(Stored dataset items)
──────────────────────────────

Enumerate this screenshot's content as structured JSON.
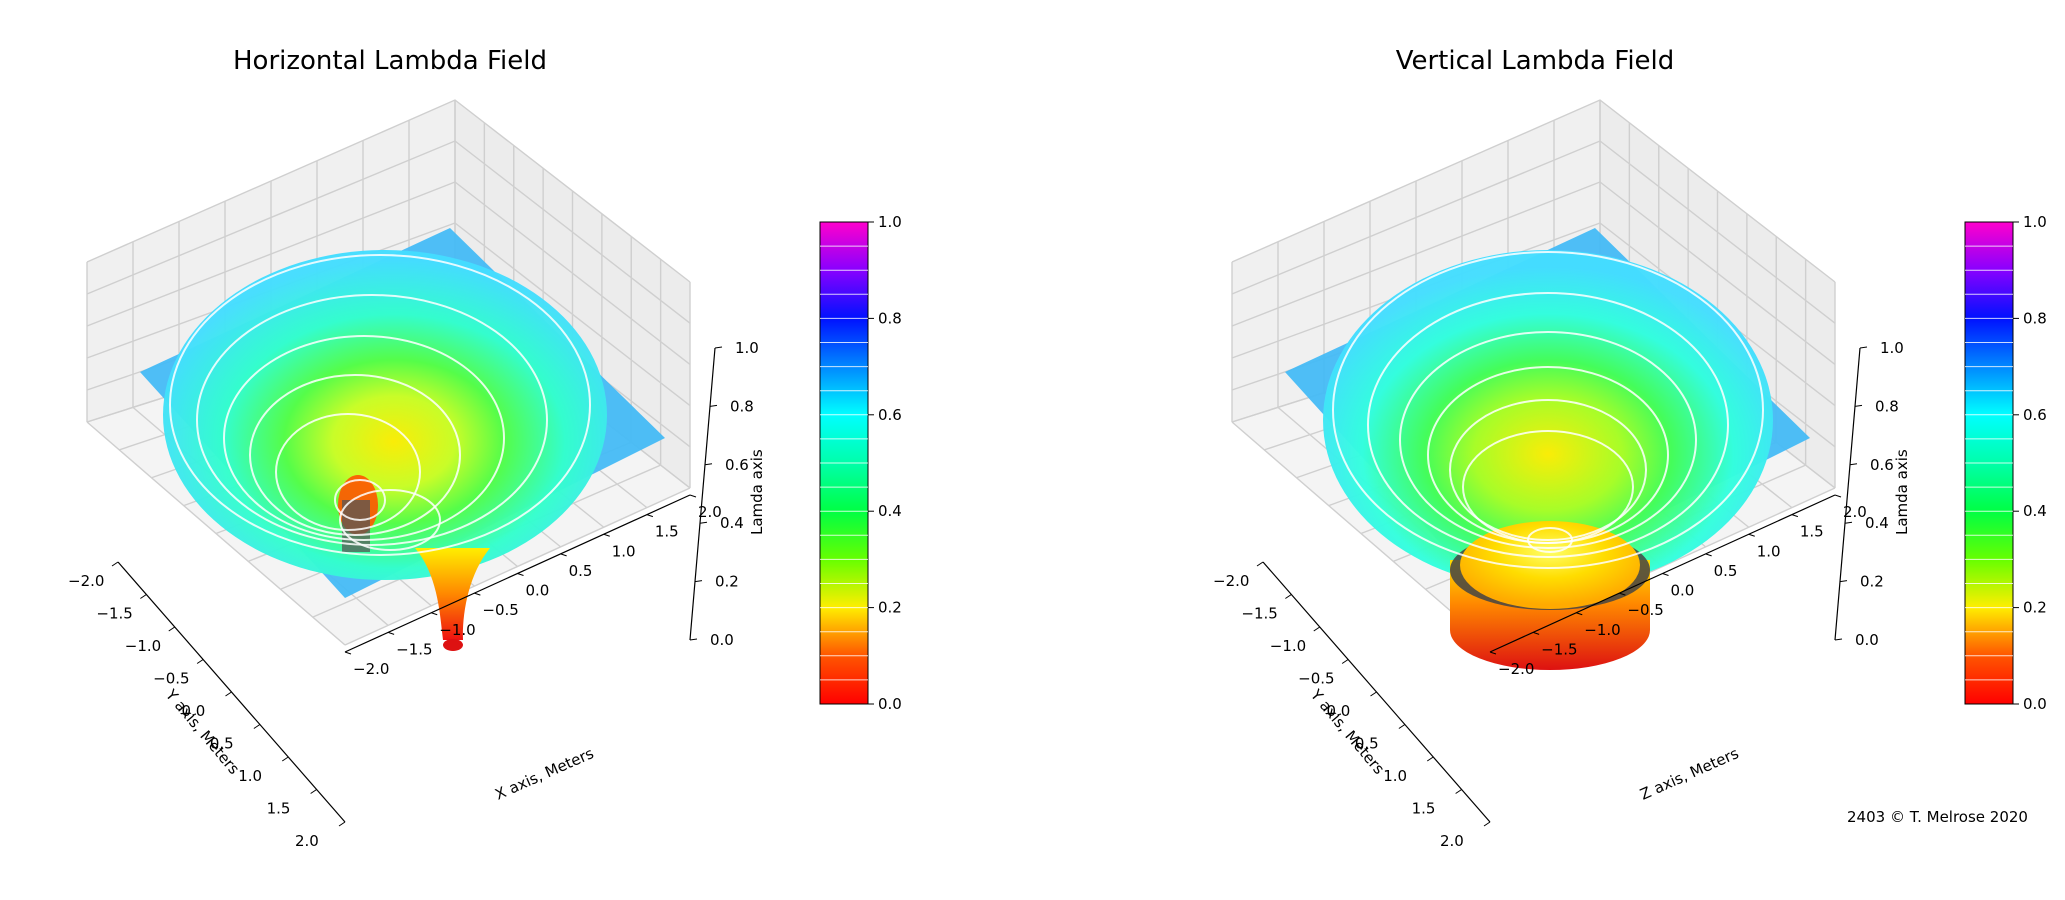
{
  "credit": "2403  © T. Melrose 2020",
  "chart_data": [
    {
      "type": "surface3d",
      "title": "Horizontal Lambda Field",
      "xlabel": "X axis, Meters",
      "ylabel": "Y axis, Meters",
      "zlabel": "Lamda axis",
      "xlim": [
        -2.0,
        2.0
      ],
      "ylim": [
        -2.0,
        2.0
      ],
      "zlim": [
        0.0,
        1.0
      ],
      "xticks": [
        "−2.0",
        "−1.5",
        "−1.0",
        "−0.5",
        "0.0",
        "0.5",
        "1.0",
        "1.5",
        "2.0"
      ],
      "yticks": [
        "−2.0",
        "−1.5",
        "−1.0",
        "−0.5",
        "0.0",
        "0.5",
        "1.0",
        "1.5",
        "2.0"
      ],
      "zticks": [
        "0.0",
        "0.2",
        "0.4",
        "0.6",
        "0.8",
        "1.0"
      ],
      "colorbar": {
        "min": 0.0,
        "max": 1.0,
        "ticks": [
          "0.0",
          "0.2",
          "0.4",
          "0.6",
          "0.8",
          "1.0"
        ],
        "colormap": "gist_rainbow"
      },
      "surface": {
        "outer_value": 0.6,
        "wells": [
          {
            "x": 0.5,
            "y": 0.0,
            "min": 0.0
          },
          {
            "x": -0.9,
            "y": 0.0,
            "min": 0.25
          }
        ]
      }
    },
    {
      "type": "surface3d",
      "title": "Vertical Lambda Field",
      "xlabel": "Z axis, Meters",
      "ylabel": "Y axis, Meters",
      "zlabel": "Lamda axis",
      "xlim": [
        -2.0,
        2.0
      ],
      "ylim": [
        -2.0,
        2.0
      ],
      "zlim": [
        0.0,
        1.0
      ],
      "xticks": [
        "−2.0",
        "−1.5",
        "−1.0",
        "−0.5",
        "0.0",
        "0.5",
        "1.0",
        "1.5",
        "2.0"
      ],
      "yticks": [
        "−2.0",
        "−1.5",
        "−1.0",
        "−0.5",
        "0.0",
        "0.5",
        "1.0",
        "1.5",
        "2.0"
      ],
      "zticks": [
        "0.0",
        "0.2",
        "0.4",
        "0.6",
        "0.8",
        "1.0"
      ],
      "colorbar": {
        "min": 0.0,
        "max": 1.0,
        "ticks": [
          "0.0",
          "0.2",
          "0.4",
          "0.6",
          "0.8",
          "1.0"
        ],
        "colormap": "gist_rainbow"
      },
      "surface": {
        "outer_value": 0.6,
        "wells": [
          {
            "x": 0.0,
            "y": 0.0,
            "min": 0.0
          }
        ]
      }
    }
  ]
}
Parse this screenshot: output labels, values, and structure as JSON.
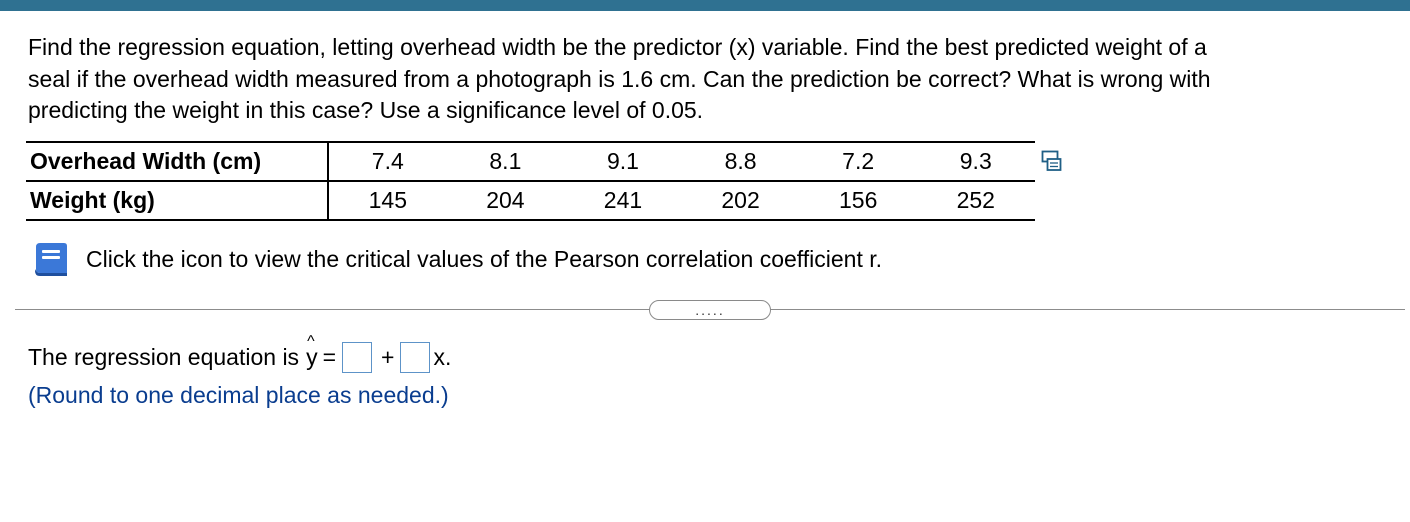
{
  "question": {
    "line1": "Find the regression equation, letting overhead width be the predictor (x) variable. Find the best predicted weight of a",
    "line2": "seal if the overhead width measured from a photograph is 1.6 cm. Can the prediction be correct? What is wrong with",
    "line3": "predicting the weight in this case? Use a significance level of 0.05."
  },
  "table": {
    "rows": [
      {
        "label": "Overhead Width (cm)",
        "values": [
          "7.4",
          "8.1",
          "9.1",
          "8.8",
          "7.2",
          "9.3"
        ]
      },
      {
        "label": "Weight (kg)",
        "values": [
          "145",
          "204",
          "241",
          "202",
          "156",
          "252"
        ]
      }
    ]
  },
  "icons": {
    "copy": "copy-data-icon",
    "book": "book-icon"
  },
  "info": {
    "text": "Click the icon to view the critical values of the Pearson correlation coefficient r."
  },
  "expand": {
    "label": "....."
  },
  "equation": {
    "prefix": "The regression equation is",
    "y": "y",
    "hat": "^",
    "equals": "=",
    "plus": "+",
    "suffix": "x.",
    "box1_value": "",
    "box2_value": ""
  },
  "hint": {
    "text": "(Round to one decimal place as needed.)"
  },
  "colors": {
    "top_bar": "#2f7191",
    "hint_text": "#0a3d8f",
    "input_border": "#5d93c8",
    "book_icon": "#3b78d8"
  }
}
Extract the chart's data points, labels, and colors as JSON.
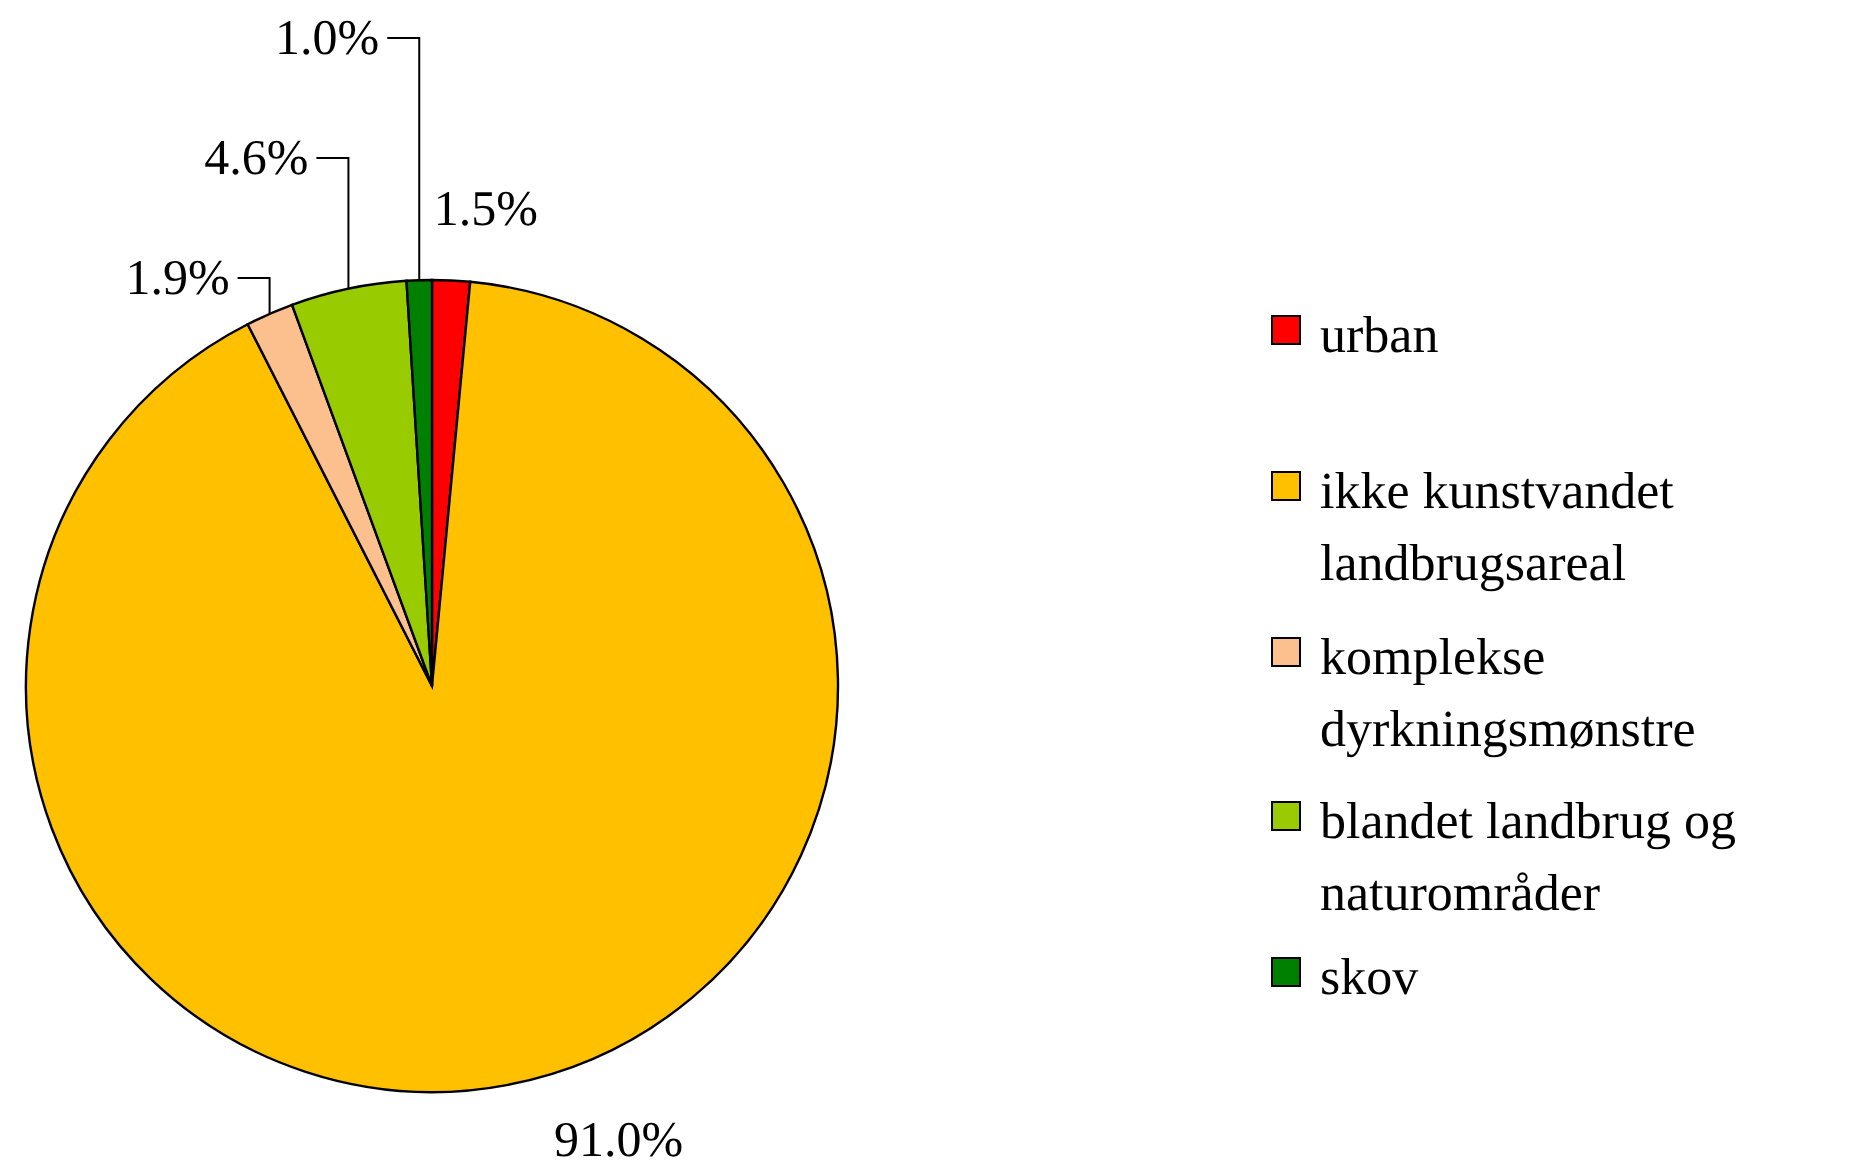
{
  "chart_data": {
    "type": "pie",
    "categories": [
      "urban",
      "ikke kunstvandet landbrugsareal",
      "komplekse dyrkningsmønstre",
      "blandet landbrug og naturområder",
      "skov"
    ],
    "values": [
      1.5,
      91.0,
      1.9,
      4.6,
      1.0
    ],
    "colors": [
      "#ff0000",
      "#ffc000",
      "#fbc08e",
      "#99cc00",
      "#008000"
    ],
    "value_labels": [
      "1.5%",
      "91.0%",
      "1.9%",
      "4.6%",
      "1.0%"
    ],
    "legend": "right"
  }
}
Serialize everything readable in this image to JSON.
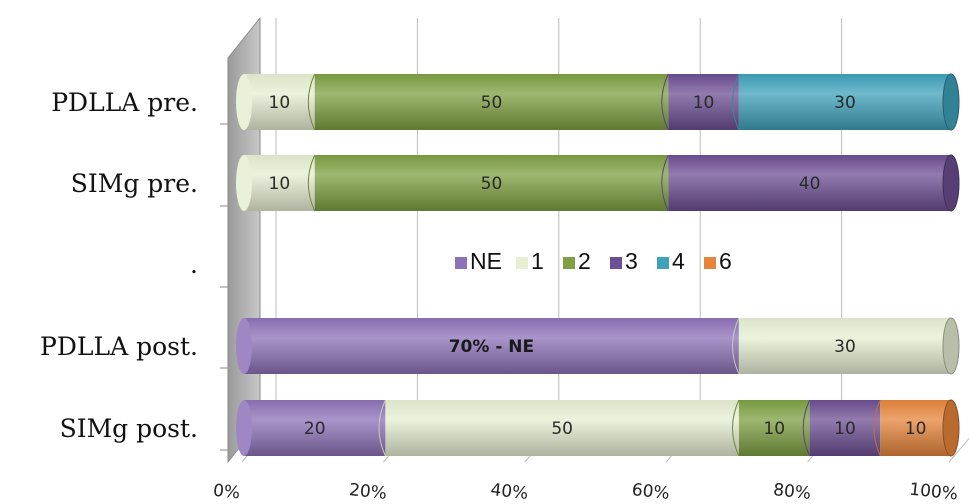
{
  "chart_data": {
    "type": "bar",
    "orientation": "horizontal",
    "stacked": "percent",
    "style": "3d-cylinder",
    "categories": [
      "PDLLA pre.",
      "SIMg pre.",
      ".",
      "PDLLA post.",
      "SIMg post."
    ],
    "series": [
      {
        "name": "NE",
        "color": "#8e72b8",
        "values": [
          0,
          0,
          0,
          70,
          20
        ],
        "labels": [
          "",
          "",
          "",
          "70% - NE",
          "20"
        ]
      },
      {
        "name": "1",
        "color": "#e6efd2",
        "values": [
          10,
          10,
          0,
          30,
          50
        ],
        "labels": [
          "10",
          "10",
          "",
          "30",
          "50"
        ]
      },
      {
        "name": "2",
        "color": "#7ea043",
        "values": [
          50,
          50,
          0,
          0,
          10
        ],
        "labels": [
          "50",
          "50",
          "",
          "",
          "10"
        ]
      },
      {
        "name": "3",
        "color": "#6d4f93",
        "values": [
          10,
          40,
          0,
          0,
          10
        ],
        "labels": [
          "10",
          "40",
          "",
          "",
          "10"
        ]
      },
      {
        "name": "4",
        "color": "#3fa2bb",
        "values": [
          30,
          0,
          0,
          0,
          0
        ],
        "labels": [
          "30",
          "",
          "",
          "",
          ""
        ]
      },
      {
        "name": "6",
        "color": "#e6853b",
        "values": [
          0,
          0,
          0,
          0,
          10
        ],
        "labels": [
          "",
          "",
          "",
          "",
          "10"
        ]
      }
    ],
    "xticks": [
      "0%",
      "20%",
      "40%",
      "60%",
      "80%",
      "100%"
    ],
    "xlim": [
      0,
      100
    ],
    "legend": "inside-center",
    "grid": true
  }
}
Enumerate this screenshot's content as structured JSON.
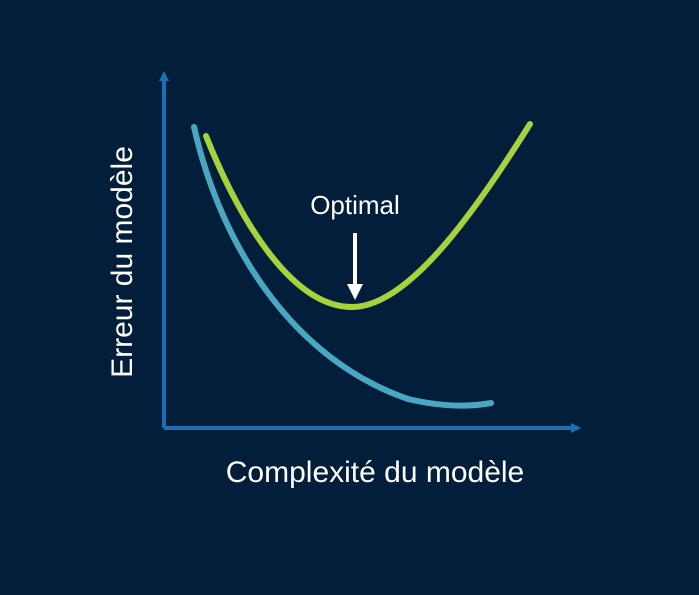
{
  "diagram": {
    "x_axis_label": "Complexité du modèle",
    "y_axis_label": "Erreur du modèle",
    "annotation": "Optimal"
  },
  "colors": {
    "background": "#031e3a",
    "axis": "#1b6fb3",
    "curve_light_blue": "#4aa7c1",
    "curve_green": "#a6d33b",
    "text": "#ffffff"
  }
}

──────────────────────────────

▸ **Challenge**
Repeat everything in the records precisely. Images are excluded from the copy.

▸ **Finished task**
Enumerate this screenshot's content as structured JSON.
{
  "credit": "2403  © T. Melrose 2020",
  "chart_data": [
    {
      "type": "surface3d",
      "title": "Horizontal Lambda Field",
      "xlabel": "X axis, Meters",
      "ylabel": "Y axis, Meters",
      "zlabel": "Lamda axis",
      "xlim": [
        -2.0,
        2.0
      ],
      "ylim": [
        -2.0,
        2.0
      ],
      "zlim": [
        0.0,
        1.0
      ],
      "xticks": [
        "−2.0",
        "−1.5",
        "−1.0",
        "−0.5",
        "0.0",
        "0.5",
        "1.0",
        "1.5",
        "2.0"
      ],
      "yticks": [
        "−2.0",
        "−1.5",
        "−1.0",
        "−0.5",
        "0.0",
        "0.5",
        "1.0",
        "1.5",
        "2.0"
      ],
      "zticks": [
        "0.0",
        "0.2",
        "0.4",
        "0.6",
        "0.8",
        "1.0"
      ],
      "colorbar": {
        "min": 0.0,
        "max": 1.0,
        "ticks": [
          "0.0",
          "0.2",
          "0.4",
          "0.6",
          "0.8",
          "1.0"
        ],
        "colormap": "gist_rainbow"
      },
      "surface": {
        "outer_value": 0.6,
        "wells": [
          {
            "x": 0.5,
            "y": 0.0,
            "min": 0.0
          },
          {
            "x": -0.9,
            "y": 0.0,
            "min": 0.25
          }
        ]
      }
    },
    {
      "type": "surface3d",
      "title": "Vertical Lambda Field",
      "xlabel": "Z axis, Meters",
      "ylabel": "Y axis, Meters",
      "zlabel": "Lamda axis",
      "xlim": [
        -2.0,
        2.0
      ],
      "ylim": [
        -2.0,
        2.0
      ],
      "zlim": [
        0.0,
        1.0
      ],
      "xticks": [
        "−2.0",
        "−1.5",
        "−1.0",
        "−0.5",
        "0.0",
        "0.5",
        "1.0",
        "1.5",
        "2.0"
      ],
      "yticks": [
        "−2.0",
        "−1.5",
        "−1.0",
        "−0.5",
        "0.0",
        "0.5",
        "1.0",
        "1.5",
        "2.0"
      ],
      "zticks": [
        "0.0",
        "0.2",
        "0.4",
        "0.6",
        "0.8",
        "1.0"
      ],
      "colorbar": {
        "min": 0.0,
        "max": 1.0,
        "ticks": [
          "0.0",
          "0.2",
          "0.4",
          "0.6",
          "0.8",
          "1.0"
        ],
        "colormap": "gist_rainbow"
      },
      "surface": {
        "outer_value": 0.6,
        "wells": [
          {
            "x": 0.0,
            "y": 0.0,
            "min": 0.0
          }
        ]
      }
    }
  ]
}
Parse this screenshot: output labels, values, and structure as JSON.
{
  "question": {
    "line1": "Find the regression equation, letting overhead width be the predictor (x) variable. Find the best predicted weight of a",
    "line2": "seal if the overhead width measured from a photograph is 1.6 cm. Can the prediction be correct? What is wrong with",
    "line3": "predicting the weight in this case? Use a significance level of 0.05."
  },
  "table": {
    "rows": [
      {
        "label": "Overhead Width (cm)",
        "values": [
          "7.4",
          "8.1",
          "9.1",
          "8.8",
          "7.2",
          "9.3"
        ]
      },
      {
        "label": "Weight (kg)",
        "values": [
          "145",
          "204",
          "241",
          "202",
          "156",
          "252"
        ]
      }
    ]
  },
  "icons": {
    "copy": "copy-data-icon",
    "book": "book-icon"
  },
  "info": {
    "text": "Click the icon to view the critical values of the Pearson correlation coefficient r."
  },
  "expand": {
    "label": "....."
  },
  "equation": {
    "prefix": "The regression equation is",
    "y": "y",
    "hat": "^",
    "equals": "=",
    "plus": "+",
    "suffix": "x.",
    "box1_value": "",
    "box2_value": ""
  },
  "hint": {
    "text": "(Round to one decimal place as needed.)"
  },
  "colors": {
    "top_bar": "#2f7191",
    "hint_text": "#0a3d8f",
    "input_border": "#5d93c8",
    "book_icon": "#3b78d8"
  }
}
Extract the chart's data points, labels, and colors as JSON.
{
  "chart_data": {
    "type": "pie",
    "categories": [
      "urban",
      "ikke kunstvandet landbrugsareal",
      "komplekse dyrkningsmønstre",
      "blandet landbrug og naturområder",
      "skov"
    ],
    "values": [
      1.5,
      91.0,
      1.9,
      4.6,
      1.0
    ],
    "colors": [
      "#ff0000",
      "#ffc000",
      "#fbc08e",
      "#99cc00",
      "#008000"
    ],
    "value_labels": [
      "1.5%",
      "91.0%",
      "1.9%",
      "4.6%",
      "1.0%"
    ],
    "legend": "right"
  }
}
Serialize everything readable in this image to JSON.
{
  "chart_data": {
    "type": "bar",
    "orientation": "horizontal",
    "stacked": "percent",
    "style": "3d-cylinder",
    "categories": [
      "PDLLA pre.",
      "SIMg pre.",
      ".",
      "PDLLA post.",
      "SIMg post."
    ],
    "series": [
      {
        "name": "NE",
        "color": "#8e72b8",
        "values": [
          0,
          0,
          0,
          70,
          20
        ],
        "labels": [
          "",
          "",
          "",
          "70% - NE",
          "20"
        ]
      },
      {
        "name": "1",
        "color": "#e6efd2",
        "values": [
          10,
          10,
          0,
          30,
          50
        ],
        "labels": [
          "10",
          "10",
          "",
          "30",
          "50"
        ]
      },
      {
        "name": "2",
        "color": "#7ea043",
        "values": [
          50,
          50,
          0,
          0,
          10
        ],
        "labels": [
          "50",
          "50",
          "",
          "",
          "10"
        ]
      },
      {
        "name": "3",
        "color": "#6d4f93",
        "values": [
          10,
          40,
          0,
          0,
          10
        ],
        "labels": [
          "10",
          "40",
          "",
          "",
          "10"
        ]
      },
      {
        "name": "4",
        "color": "#3fa2bb",
        "values": [
          30,
          0,
          0,
          0,
          0
        ],
        "labels": [
          "30",
          "",
          "",
          "",
          ""
        ]
      },
      {
        "name": "6",
        "color": "#e6853b",
        "values": [
          0,
          0,
          0,
          0,
          10
        ],
        "labels": [
          "",
          "",
          "",
          "",
          "10"
        ]
      }
    ],
    "xticks": [
      "0%",
      "20%",
      "40%",
      "60%",
      "80%",
      "100%"
    ],
    "xlim": [
      0,
      100
    ],
    "legend": "inside-center",
    "grid": true
  }
}
Enumerate this screenshot's content as structured JSON.
{
  "diagram": {
    "x_axis_label": "Complexité du modèle",
    "y_axis_label": "Erreur du modèle",
    "annotation": "Optimal"
  },
  "colors": {
    "background": "#031e3a",
    "axis": "#1b6fb3",
    "curve_light_blue": "#4aa7c1",
    "curve_green": "#a6d33b",
    "text": "#ffffff"
  }
}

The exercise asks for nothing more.